» Description of the task
Output every line of the material exactly, omitting images.

» Collected data entries
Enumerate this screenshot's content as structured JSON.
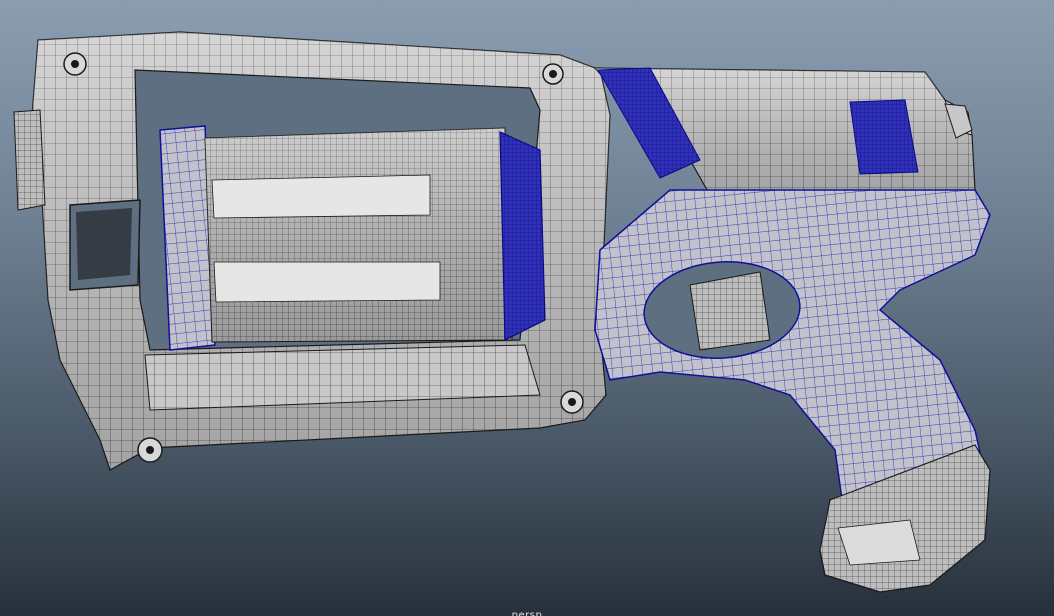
{
  "viewport": {
    "camera_label": "persp",
    "background_top": "#8b9db0",
    "background_bottom": "#26303a"
  },
  "model": {
    "description_icon": "toy-revolver-wireframe",
    "colors": {
      "surface": "#c9c9c9",
      "surface_dark": "#9a9a9a",
      "surface_light": "#e0e0e0",
      "wire": "#1b1b1b",
      "selected_wire": "#10109a",
      "selected_surface": "#b8b8c8"
    }
  }
}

» Solution to the problem
Enumerate this screenshot's content as structured JSON.
{
  "viewport": {
    "camera_label": "persp",
    "background_top": "#8b9db0",
    "background_bottom": "#26303a"
  },
  "model": {
    "description_icon": "toy-revolver-wireframe",
    "colors": {
      "surface": "#c9c9c9",
      "surface_dark": "#9a9a9a",
      "surface_light": "#e0e0e0",
      "wire": "#1b1b1b",
      "selected_wire": "#10109a",
      "selected_surface": "#b8b8c8"
    }
  }
}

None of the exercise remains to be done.